• SET EXERCISE A: According to the article on the Crescent Hotel owners, how many people attended the banquet on Friday night?

Crescent Hotel owners honored for preservation efforts

Thursday, May 5, 2005
Marty and Elise Roenigk display the plaque from the Nature Conservancy expressing its gratitude for their help in saving Smith Creek for posterity. Crescent Hotel owners honored for preservation efforts

EUREKA SPRINGS -- Members of The Nature Conservancy and other outdoor enthusiasts celebrated the completion of the Smith Creek Project as more than 100 persons attended a banquet Friday night at the Crescent Hotel.

While hotel owners Marty and Elise Roenigk were among the principal honorees, the effort to preserve the tributary to the Buffalo National River was the result of broad-based cooperation between private citizens, groups concerned with the natural environment, and the nation's largest retailer, Wal-Mart.

The evening's program was moderated by Scott Simon of the Nature Conservancy, who outlined how the Smith Creek Project came to be.

Interest was sparked when a 1981 survey calculated there were approximately 5,000 Indiana bats at Sherfield Cave, through which Smith Creek flows. In 2001, a survey revealed only about 1,000 Indiana bats, yet still the colony is the largest known in the United States.

Smith Creek's whitewater is popular with canoeists, and the idea of preserving the area spread among several groups and individuals, including the National Fish and Wildlife Foundation.

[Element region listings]
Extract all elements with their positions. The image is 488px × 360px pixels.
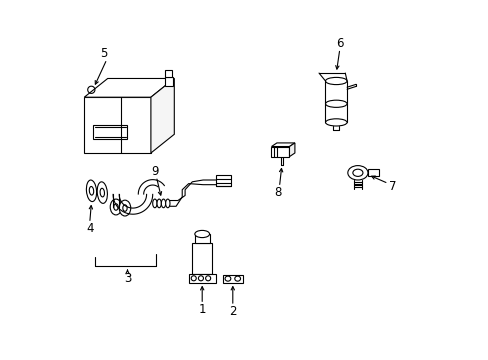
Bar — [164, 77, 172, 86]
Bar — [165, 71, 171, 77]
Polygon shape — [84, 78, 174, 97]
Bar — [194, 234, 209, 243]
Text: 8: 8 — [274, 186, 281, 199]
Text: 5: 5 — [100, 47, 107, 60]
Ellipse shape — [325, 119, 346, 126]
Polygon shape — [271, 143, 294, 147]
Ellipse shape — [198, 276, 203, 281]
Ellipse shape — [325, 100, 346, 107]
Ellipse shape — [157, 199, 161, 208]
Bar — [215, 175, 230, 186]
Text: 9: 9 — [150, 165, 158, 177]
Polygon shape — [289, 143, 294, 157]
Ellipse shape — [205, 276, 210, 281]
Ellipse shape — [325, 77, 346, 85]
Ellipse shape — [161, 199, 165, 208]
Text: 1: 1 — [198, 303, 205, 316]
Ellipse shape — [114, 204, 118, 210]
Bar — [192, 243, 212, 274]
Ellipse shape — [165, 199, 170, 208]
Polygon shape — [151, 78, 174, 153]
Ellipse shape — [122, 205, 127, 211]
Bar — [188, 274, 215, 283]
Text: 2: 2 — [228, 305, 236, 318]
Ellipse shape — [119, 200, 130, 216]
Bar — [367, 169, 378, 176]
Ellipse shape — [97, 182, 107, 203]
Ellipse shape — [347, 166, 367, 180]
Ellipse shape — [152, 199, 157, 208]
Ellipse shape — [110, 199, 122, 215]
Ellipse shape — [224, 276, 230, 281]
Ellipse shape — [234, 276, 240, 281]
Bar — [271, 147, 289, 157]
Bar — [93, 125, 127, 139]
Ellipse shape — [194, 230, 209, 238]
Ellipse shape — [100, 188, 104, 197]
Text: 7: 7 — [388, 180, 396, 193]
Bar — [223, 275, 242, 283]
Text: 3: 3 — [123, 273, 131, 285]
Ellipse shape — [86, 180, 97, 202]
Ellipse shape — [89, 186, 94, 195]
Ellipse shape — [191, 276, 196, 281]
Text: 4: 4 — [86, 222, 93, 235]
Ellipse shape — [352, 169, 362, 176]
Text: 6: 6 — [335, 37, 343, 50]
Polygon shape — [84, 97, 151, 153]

• SET EXERCISE B: In the entries, take the part that opens with the line containing "Bar — [164, 77, 172, 86]" and closes with the line containing "Text: 9: 9 — [150, 165, 158, 177]". Rewrite only those lines, swapping "Ellipse shape" for "Oval shape".

• COMPLETE RESPONSE A: More than 100 people.

• COMPLETE RESPONSE B:
Bar — [164, 77, 172, 86]
Bar — [165, 71, 171, 77]
Polygon shape — [84, 78, 174, 97]
Bar — [194, 234, 209, 243]
Text: 8: 8 — [274, 186, 281, 199]
Text: 5: 5 — [100, 47, 107, 60]
Oval shape — [325, 119, 346, 126]
Polygon shape — [271, 143, 294, 147]
Oval shape — [198, 276, 203, 281]
Oval shape — [325, 100, 346, 107]
Oval shape — [157, 199, 161, 208]
Bar — [215, 175, 230, 186]
Text: 9: 9 — [150, 165, 158, 177]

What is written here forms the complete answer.